● EXERCISE
Exclude the pictures and reproduce the remaining data exactly as written.

● DATA SECTION

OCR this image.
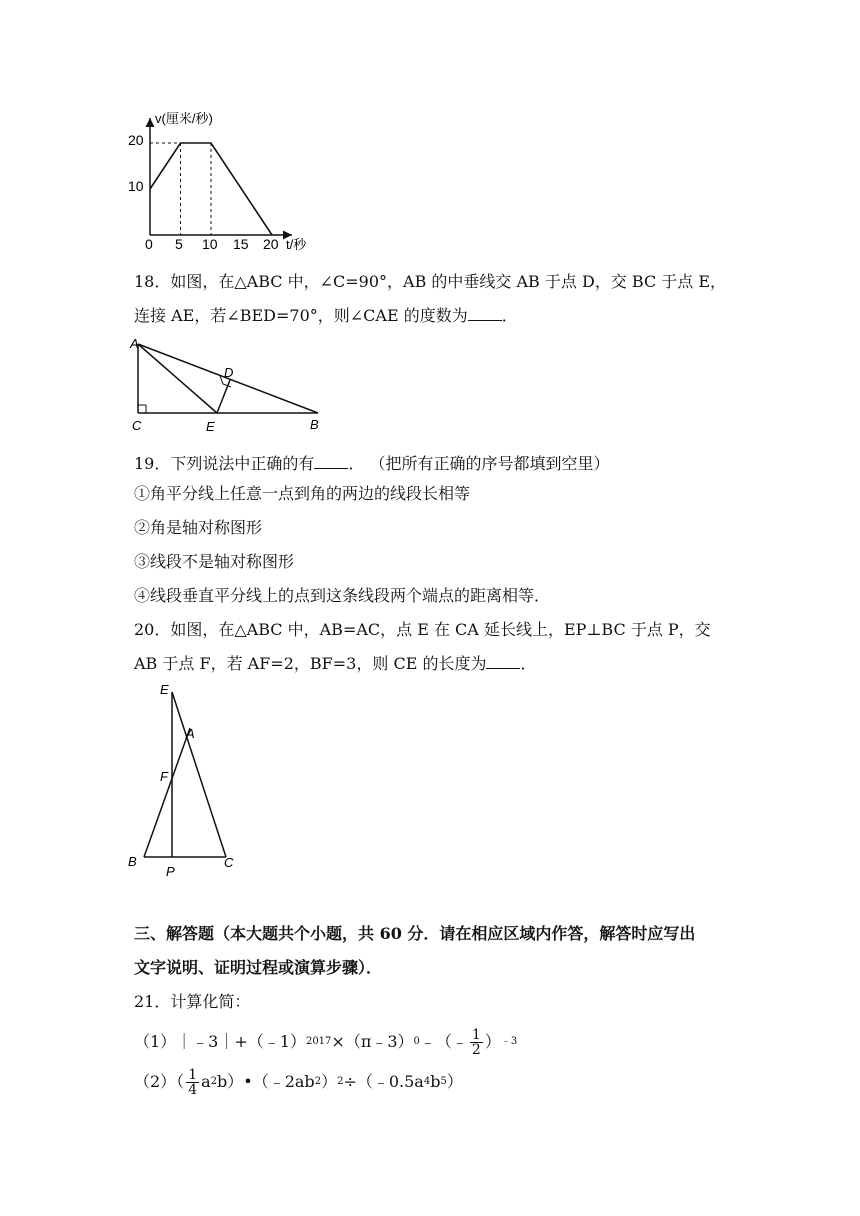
v(厘米/秒)
t/秒
20
10
0 5 10 15 20
18．如图，在△ABC 中，∠C=90°，AB 的中垂线交 AB 于点 D，交 BC 于点 E，
连接 AE，若∠BED=70°，则∠CAE 的度数为 ．
A
D
C	E	B
19．下列说法中正确的有 ． （把所有正确的序号都填到空里）
①角平分线上任意一点到角的两边的线段长相等
②角是轴对称图形
③线段不是轴对称图形
④线段垂直平分线上的点到这条线段两个端点的距离相等．
20．如图，在△ABC 中，AB=AC，点 E 在 CA 延长线上，EP⊥BC 于点 P，交
AB 于点 F，若 AF=2，BF=3，则 CE 的长度为 ．
E
A
F
B
P
C
三、解答题（本大题共个小题，共 60 分．请在相应区域内作答，解答时应写出
文字说明、证明过程或演算步骤）．
21．计算化简：
（1）｜﹣3｜+（﹣1） 2017 ×（π﹣3） 0 ﹣（﹣ $\frac{1}{2}$ ） ﹣3
$(2)( \frac{1}{4}$ a 2 b）•（﹣2ab 2 ） 2 ÷（﹣0.5a 4 b 5 ）
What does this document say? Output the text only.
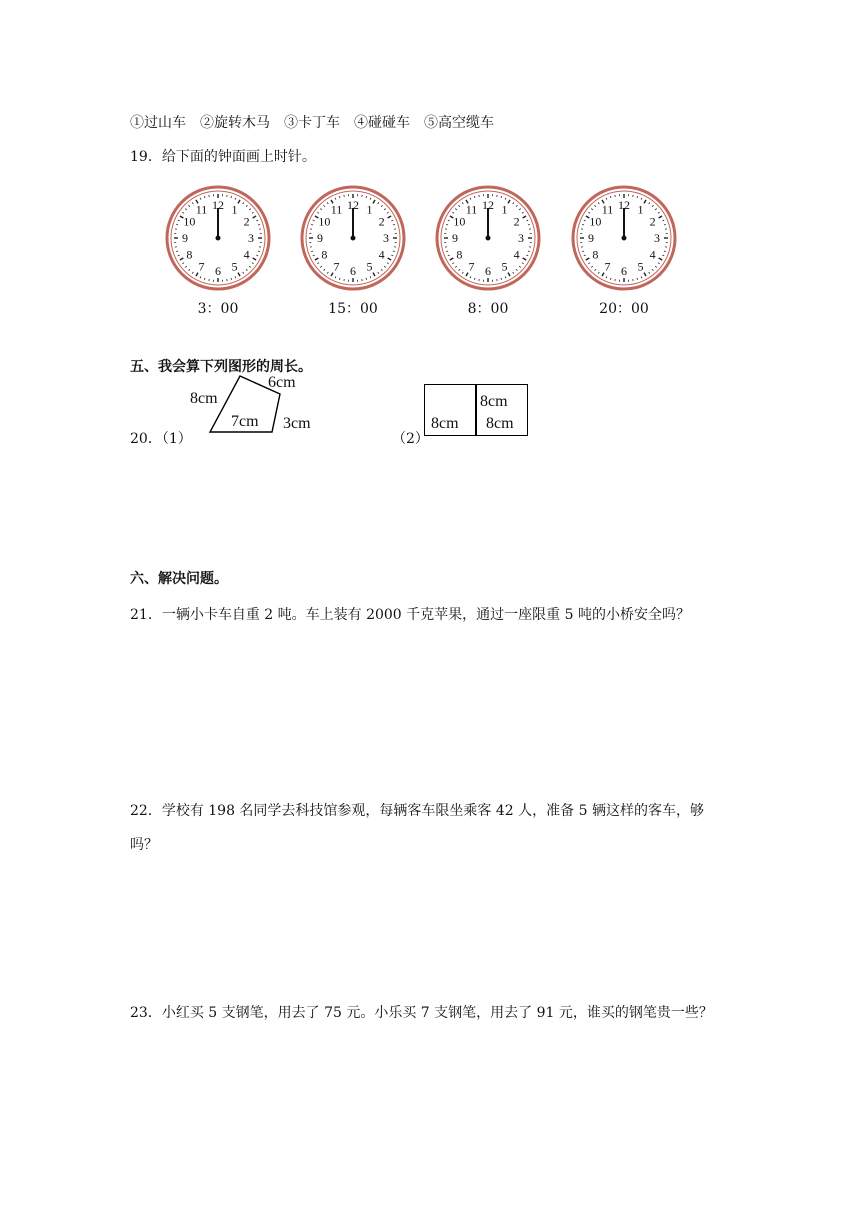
①过山车　②旋转木马　③卡丁车　④碰碰车　⑤高空缆车
19．给下面的钟面画上时针。
12 1
2
3
4
5
6
7
8
9
10
11	12 1
2
3
4
5
6
7
8
9
10
11	12 1
2
3
4
5
6
7
8
9
10
11	12 1
2
3
4
5
6
7
8
9
10
11
3：00	15：00	8：00	20：00
五、我会算下列图形的周长。
20．（1）
6cm
8cm
7cm 3cm
（2）
8cm
8cm 8cm
六、解决问题。
21．一辆小卡车自重 2 吨。车上装有 2000 千克苹果，通过一座限重 5 吨的小桥安全吗？
22．学校有 198 名同学去科技馆参观，每辆客车限坐乘客 42 人，准备 5 辆这样的客车，够
吗？
23．小红买 5 支钢笔，用去了 75 元。小乐买 7 支钢笔，用去了 91 元，谁买的钢笔贵一些？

● THE ANSWER
OCR this image.
v(厘米/秒)
t/秒
20
10
0 5 10 15 20
18．如图，在△ABC 中，∠C=90°，AB 的中垂线交 AB 于点 D，交 BC 于点 E，
连接 AE，若∠BED=70°，则∠CAE 的度数为 ．
A
D
C	E	B
19．下列说法中正确的有 ． （把所有正确的序号都填到空里）
①角平分线上任意一点到角的两边的线段长相等
②角是轴对称图形
③线段不是轴对称图形
④线段垂直平分线上的点到这条线段两个端点的距离相等．
20．如图，在△ABC 中，AB=AC，点 E 在 CA 延长线上，EP⊥BC 于点 P，交
AB 于点 F，若 AF=2，BF=3，则 CE 的长度为 ．
E
A
F
B
P
C
三、解答题（本大题共个小题，共 60 分．请在相应区域内作答，解答时应写出
文字说明、证明过程或演算步骤）．
21．计算化简：
（1）｜﹣3｜+（﹣1） 2017 ×（π﹣3） 0 ﹣（﹣ $\frac{1}{2}$ ） ﹣3
$(2)( \frac{1}{4}$ a 2 b）•（﹣2ab 2 ） 2 ÷（﹣0.5a 4 b 5 ）
What does this document say? Output the text only.
①过山车　②旋转木马　③卡丁车　④碰碰车　⑤高空缆车
19．给下面的钟面画上时针。
12 1
2
3
4
5
6
7
8
9
10
11	12 1
2
3
4
5
6
7
8
9
10
11	12 1
2
3
4
5
6
7
8
9
10
11	12 1
2
3
4
5
6
7
8
9
10
11
3：00	15：00	8：00	20：00
五、我会算下列图形的周长。
20．（1）
6cm
8cm
7cm 3cm
（2）
8cm
8cm 8cm
六、解决问题。
21．一辆小卡车自重 2 吨。车上装有 2000 千克苹果，通过一座限重 5 吨的小桥安全吗？
22．学校有 198 名同学去科技馆参观，每辆客车限坐乘客 42 人，准备 5 辆这样的客车，够
吗？
23．小红买 5 支钢笔，用去了 75 元。小乐买 7 支钢笔，用去了 91 元，谁买的钢笔贵一些？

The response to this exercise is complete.